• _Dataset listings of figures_
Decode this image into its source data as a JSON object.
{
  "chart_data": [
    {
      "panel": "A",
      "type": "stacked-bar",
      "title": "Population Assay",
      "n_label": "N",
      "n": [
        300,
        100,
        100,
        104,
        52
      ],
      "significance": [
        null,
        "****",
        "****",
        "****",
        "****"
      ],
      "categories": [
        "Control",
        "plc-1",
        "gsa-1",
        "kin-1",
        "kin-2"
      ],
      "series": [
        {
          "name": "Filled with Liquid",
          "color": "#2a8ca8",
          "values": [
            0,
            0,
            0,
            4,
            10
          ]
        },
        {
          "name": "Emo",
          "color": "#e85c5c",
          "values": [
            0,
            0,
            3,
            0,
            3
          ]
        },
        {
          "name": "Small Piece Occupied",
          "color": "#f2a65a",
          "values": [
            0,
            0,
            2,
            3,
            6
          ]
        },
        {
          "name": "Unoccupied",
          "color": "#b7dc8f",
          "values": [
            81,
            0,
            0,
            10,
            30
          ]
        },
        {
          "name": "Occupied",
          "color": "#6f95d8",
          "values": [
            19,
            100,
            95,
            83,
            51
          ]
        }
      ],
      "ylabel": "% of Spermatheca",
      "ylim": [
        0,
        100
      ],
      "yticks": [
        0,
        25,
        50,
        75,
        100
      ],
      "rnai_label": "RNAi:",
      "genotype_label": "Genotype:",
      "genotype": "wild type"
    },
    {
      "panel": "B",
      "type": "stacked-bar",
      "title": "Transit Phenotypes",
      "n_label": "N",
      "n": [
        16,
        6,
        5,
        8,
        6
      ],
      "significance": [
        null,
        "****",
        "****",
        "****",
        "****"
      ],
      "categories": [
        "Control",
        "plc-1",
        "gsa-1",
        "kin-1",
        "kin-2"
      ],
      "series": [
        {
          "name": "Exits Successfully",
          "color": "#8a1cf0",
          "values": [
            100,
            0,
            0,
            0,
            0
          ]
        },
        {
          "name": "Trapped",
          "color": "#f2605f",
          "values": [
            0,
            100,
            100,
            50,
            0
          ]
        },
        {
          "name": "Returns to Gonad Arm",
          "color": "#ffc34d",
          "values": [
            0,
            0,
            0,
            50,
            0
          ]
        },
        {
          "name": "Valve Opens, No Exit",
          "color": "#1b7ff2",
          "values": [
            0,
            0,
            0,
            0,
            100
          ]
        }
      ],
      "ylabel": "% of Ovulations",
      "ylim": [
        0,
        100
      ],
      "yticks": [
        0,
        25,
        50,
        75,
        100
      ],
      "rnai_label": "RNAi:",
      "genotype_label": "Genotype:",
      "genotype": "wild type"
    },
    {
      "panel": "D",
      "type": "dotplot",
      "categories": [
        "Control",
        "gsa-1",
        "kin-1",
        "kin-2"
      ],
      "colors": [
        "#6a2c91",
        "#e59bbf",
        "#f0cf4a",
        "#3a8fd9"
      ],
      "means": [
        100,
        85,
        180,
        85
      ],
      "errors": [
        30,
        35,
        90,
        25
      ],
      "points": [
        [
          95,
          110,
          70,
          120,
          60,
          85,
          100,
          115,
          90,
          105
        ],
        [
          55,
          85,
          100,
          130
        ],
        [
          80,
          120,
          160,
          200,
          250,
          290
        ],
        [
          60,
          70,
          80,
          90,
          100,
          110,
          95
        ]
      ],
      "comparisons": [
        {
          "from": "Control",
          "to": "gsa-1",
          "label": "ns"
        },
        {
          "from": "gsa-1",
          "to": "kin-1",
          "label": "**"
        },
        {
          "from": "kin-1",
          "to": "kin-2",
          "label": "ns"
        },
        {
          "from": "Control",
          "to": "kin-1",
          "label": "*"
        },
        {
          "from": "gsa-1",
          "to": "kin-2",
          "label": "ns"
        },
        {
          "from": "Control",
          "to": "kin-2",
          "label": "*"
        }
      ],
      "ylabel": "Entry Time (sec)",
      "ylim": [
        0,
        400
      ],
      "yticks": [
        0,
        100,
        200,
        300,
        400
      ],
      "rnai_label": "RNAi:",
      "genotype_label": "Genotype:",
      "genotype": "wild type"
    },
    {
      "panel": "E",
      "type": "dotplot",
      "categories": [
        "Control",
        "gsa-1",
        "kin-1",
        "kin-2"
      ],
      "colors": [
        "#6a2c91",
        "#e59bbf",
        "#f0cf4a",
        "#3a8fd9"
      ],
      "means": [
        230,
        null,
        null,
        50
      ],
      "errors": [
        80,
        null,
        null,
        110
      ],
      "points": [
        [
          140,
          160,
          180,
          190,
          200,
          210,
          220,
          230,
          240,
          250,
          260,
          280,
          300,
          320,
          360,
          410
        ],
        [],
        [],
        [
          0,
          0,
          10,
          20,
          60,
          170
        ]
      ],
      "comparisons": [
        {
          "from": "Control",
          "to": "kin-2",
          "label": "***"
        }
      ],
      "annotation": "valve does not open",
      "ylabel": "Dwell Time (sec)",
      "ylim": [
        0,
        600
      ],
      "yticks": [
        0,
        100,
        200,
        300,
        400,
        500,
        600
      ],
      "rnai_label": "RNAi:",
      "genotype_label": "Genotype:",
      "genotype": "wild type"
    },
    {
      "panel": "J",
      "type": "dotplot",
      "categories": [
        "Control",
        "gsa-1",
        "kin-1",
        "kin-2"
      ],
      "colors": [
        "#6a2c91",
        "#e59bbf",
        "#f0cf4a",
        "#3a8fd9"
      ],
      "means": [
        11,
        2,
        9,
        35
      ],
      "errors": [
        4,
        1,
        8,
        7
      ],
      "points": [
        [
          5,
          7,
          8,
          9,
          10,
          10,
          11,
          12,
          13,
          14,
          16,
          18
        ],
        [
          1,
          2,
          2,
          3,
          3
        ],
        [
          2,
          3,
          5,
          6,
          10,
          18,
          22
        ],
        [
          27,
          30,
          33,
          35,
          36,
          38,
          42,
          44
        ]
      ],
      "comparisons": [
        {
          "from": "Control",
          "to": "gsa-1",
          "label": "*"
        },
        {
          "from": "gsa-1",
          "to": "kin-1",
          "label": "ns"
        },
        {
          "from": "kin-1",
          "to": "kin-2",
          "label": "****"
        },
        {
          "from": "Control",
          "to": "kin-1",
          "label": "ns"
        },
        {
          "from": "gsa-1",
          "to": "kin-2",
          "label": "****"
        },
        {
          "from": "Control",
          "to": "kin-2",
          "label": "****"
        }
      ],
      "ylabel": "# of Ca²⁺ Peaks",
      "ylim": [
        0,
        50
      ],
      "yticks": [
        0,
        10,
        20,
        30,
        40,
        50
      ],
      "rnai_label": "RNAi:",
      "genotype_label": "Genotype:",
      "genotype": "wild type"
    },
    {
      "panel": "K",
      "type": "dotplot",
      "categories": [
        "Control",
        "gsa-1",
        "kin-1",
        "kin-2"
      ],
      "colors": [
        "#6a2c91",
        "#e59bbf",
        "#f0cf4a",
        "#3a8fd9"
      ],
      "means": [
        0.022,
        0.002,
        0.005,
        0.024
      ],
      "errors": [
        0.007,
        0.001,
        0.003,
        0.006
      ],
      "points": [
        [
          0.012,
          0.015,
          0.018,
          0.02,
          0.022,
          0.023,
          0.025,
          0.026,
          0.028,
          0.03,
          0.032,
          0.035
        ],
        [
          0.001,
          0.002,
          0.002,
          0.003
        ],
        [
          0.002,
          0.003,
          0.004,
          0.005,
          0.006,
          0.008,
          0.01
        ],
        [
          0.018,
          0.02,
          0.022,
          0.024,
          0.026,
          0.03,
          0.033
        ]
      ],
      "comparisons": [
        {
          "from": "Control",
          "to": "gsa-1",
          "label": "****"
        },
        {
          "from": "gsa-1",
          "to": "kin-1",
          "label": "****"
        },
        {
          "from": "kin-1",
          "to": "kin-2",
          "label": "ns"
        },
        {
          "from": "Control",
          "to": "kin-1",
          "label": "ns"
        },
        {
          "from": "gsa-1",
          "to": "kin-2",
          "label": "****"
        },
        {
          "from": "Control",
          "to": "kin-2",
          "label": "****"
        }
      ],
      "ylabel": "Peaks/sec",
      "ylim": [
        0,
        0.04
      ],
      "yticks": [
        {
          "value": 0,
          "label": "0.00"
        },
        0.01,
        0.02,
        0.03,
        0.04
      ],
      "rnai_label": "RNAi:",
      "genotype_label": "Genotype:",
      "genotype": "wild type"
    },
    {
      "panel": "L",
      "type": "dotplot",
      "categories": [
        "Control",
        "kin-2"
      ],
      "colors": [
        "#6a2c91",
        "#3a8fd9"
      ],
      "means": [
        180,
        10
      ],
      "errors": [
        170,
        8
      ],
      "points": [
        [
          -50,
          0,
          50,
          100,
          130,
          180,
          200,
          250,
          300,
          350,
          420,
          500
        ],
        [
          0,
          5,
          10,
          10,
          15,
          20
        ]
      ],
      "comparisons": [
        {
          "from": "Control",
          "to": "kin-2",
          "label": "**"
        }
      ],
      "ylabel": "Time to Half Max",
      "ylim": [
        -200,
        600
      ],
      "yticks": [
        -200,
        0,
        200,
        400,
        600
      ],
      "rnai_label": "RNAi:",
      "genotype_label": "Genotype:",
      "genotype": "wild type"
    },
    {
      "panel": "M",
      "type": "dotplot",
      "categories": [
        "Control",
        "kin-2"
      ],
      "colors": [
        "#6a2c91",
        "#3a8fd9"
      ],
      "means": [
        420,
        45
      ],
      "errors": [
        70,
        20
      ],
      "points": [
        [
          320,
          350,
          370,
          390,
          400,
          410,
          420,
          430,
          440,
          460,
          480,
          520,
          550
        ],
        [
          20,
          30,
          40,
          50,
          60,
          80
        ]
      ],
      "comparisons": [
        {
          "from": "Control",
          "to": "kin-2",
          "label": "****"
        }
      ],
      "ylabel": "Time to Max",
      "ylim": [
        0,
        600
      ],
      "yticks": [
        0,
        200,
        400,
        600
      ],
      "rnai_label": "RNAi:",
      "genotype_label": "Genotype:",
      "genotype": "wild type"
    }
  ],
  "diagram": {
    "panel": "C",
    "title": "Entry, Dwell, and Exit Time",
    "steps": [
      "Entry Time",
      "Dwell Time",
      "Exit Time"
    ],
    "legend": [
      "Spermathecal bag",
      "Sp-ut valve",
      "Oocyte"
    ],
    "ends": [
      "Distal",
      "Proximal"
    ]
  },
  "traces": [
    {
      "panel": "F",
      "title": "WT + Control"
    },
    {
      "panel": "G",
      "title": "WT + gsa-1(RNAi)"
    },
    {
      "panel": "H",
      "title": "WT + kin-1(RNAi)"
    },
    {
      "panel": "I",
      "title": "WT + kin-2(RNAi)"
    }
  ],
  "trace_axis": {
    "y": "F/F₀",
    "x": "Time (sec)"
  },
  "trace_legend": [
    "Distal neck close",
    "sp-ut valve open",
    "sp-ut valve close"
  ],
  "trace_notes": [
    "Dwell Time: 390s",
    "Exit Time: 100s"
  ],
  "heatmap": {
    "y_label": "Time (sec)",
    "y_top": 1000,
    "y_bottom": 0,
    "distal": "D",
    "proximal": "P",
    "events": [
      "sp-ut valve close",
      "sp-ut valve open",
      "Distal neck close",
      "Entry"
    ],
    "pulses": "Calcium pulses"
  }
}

• _Exercise directions_
Which lines of the data contain "neck"? Copy them all.

• _Response to the task_
    "Distal neck close",
      "Distal neck close",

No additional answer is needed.